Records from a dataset
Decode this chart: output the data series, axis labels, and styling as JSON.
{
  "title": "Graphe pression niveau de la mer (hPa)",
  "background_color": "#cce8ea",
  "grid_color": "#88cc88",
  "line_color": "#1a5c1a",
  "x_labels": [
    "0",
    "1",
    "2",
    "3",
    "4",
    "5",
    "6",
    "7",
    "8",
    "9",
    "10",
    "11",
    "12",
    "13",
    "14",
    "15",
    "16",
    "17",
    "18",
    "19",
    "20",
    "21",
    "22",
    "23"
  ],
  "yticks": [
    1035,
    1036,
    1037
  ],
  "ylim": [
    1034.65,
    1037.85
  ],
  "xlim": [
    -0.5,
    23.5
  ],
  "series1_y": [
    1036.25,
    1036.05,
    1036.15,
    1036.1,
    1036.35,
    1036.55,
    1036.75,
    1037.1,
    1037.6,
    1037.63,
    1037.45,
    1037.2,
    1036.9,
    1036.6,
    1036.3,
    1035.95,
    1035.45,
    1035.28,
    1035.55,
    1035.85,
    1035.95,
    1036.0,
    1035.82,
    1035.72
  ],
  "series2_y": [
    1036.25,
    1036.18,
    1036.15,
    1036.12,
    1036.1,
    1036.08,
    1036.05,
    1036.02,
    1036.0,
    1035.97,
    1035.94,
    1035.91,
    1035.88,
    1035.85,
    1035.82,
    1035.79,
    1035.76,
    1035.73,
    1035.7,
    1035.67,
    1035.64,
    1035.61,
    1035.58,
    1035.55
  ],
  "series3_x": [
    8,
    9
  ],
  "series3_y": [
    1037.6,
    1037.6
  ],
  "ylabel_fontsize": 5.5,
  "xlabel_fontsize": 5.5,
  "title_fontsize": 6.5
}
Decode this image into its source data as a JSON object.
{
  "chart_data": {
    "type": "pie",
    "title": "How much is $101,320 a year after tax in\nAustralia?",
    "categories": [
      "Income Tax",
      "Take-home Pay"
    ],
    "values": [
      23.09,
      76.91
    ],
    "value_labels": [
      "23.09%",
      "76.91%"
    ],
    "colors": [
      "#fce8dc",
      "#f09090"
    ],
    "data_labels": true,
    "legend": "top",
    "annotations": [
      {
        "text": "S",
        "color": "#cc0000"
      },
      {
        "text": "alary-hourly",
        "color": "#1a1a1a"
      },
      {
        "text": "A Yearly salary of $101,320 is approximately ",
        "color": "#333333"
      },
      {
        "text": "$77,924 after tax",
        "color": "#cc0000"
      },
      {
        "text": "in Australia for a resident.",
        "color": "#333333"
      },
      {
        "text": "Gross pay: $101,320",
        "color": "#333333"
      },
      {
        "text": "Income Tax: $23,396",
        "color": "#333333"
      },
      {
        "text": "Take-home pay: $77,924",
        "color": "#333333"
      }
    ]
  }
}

### EXERCISE AIM
Restate each record word for word.

### CORRECT RESPONSE
Decode this chart: output the data series, axis labels, and styling as JSON.
{
  "title": "Graphe pression niveau de la mer (hPa)",
  "background_color": "#cce8ea",
  "grid_color": "#88cc88",
  "line_color": "#1a5c1a",
  "x_labels": [
    "0",
    "1",
    "2",
    "3",
    "4",
    "5",
    "6",
    "7",
    "8",
    "9",
    "10",
    "11",
    "12",
    "13",
    "14",
    "15",
    "16",
    "17",
    "18",
    "19",
    "20",
    "21",
    "22",
    "23"
  ],
  "yticks": [
    1035,
    1036,
    1037
  ],
  "ylim": [
    1034.65,
    1037.85
  ],
  "xlim": [
    -0.5,
    23.5
  ],
  "series1_y": [
    1036.25,
    1036.05,
    1036.15,
    1036.1,
    1036.35,
    1036.55,
    1036.75,
    1037.1,
    1037.6,
    1037.63,
    1037.45,
    1037.2,
    1036.9,
    1036.6,
    1036.3,
    1035.95,
    1035.45,
    1035.28,
    1035.55,
    1035.85,
    1035.95,
    1036.0,
    1035.82,
    1035.72
  ],
  "series2_y": [
    1036.25,
    1036.18,
    1036.15,
    1036.12,
    1036.1,
    1036.08,
    1036.05,
    1036.02,
    1036.0,
    1035.97,
    1035.94,
    1035.91,
    1035.88,
    1035.85,
    1035.82,
    1035.79,
    1035.76,
    1035.73,
    1035.7,
    1035.67,
    1035.64,
    1035.61,
    1035.58,
    1035.55
  ],
  "series3_x": [
    8,
    9
  ],
  "series3_y": [
    1037.6,
    1037.6
  ],
  "ylabel_fontsize": 5.5,
  "xlabel_fontsize": 5.5,
  "title_fontsize": 6.5
}
Decode this image into its source data as a JSON object.
{
  "chart_data": {
    "type": "pie",
    "title": "How much is $101,320 a year after tax in\nAustralia?",
    "categories": [
      "Income Tax",
      "Take-home Pay"
    ],
    "values": [
      23.09,
      76.91
    ],
    "value_labels": [
      "23.09%",
      "76.91%"
    ],
    "colors": [
      "#fce8dc",
      "#f09090"
    ],
    "data_labels": true,
    "legend": "top",
    "annotations": [
      {
        "text": "S",
        "color": "#cc0000"
      },
      {
        "text": "alary-hourly",
        "color": "#1a1a1a"
      },
      {
        "text": "A Yearly salary of $101,320 is approximately ",
        "color": "#333333"
      },
      {
        "text": "$77,924 after tax",
        "color": "#cc0000"
      },
      {
        "text": "in Australia for a resident.",
        "color": "#333333"
      },
      {
        "text": "Gross pay: $101,320",
        "color": "#333333"
      },
      {
        "text": "Income Tax: $23,396",
        "color": "#333333"
      },
      {
        "text": "Take-home pay: $77,924",
        "color": "#333333"
      }
    ]
  }
}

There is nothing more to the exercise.